> **WRITTEN EXERCISE**:
Write out each entry again. Keep every word exactly as it is.
::::::::
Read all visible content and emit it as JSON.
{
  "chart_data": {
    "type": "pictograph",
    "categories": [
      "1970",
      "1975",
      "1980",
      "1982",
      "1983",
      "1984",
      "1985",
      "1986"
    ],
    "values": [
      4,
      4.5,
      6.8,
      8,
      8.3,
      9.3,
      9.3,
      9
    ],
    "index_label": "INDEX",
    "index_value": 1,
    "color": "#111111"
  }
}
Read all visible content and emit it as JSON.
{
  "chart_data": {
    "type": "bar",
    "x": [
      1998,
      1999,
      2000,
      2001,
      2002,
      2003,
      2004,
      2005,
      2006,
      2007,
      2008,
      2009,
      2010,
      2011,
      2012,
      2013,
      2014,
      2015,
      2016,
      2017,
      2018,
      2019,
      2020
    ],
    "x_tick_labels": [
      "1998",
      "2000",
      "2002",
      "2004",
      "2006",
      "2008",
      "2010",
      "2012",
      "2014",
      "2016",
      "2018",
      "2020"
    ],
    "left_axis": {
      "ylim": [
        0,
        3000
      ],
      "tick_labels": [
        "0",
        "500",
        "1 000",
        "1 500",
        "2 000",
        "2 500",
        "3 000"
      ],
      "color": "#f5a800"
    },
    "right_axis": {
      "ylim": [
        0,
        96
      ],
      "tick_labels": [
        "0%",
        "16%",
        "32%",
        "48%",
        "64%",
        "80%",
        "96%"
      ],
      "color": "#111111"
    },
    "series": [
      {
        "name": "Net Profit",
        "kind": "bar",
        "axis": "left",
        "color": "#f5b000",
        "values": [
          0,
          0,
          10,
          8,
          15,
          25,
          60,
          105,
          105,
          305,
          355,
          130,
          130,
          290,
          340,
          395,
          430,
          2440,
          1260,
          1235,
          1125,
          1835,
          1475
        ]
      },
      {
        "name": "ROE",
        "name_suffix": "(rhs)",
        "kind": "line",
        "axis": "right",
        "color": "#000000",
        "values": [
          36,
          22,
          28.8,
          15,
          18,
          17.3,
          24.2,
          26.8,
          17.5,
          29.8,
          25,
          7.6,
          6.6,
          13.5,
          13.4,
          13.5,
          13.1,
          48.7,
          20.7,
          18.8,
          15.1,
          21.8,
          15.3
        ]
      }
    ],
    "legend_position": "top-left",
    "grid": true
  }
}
::::::::
> **FULL SOLUTION**:
Read all visible content and emit it as JSON.
{
  "chart_data": {
    "type": "pictograph",
    "categories": [
      "1970",
      "1975",
      "1980",
      "1982",
      "1983",
      "1984",
      "1985",
      "1986"
    ],
    "values": [
      4,
      4.5,
      6.8,
      8,
      8.3,
      9.3,
      9.3,
      9
    ],
    "index_label": "INDEX",
    "index_value": 1,
    "color": "#111111"
  }
}
Read all visible content and emit it as JSON.
{
  "chart_data": {
    "type": "bar",
    "x": [
      1998,
      1999,
      2000,
      2001,
      2002,
      2003,
      2004,
      2005,
      2006,
      2007,
      2008,
      2009,
      2010,
      2011,
      2012,
      2013,
      2014,
      2015,
      2016,
      2017,
      2018,
      2019,
      2020
    ],
    "x_tick_labels": [
      "1998",
      "2000",
      "2002",
      "2004",
      "2006",
      "2008",
      "2010",
      "2012",
      "2014",
      "2016",
      "2018",
      "2020"
    ],
    "left_axis": {
      "ylim": [
        0,
        3000
      ],
      "tick_labels": [
        "0",
        "500",
        "1 000",
        "1 500",
        "2 000",
        "2 500",
        "3 000"
      ],
      "color": "#f5a800"
    },
    "right_axis": {
      "ylim": [
        0,
        96
      ],
      "tick_labels": [
        "0%",
        "16%",
        "32%",
        "48%",
        "64%",
        "80%",
        "96%"
      ],
      "color": "#111111"
    },
    "series": [
      {
        "name": "Net Profit",
        "kind": "bar",
        "axis": "left",
        "color": "#f5b000",
        "values": [
          0,
          0,
          10,
          8,
          15,
          25,
          60,
          105,
          105,
          305,
          355,
          130,
          130,
          290,
          340,
          395,
          430,
          2440,
          1260,
          1235,
          1125,
          1835,
          1475
        ]
      },
      {
        "name": "ROE",
        "name_suffix": "(rhs)",
        "kind": "line",
        "axis": "right",
        "color": "#000000",
        "values": [
          36,
          22,
          28.8,
          15,
          18,
          17.3,
          24.2,
          26.8,
          17.5,
          29.8,
          25,
          7.6,
          6.6,
          13.5,
          13.4,
          13.5,
          13.1,
          48.7,
          20.7,
          18.8,
          15.1,
          21.8,
          15.3
        ]
      }
    ],
    "legend_position": "top-left",
    "grid": true
  }
}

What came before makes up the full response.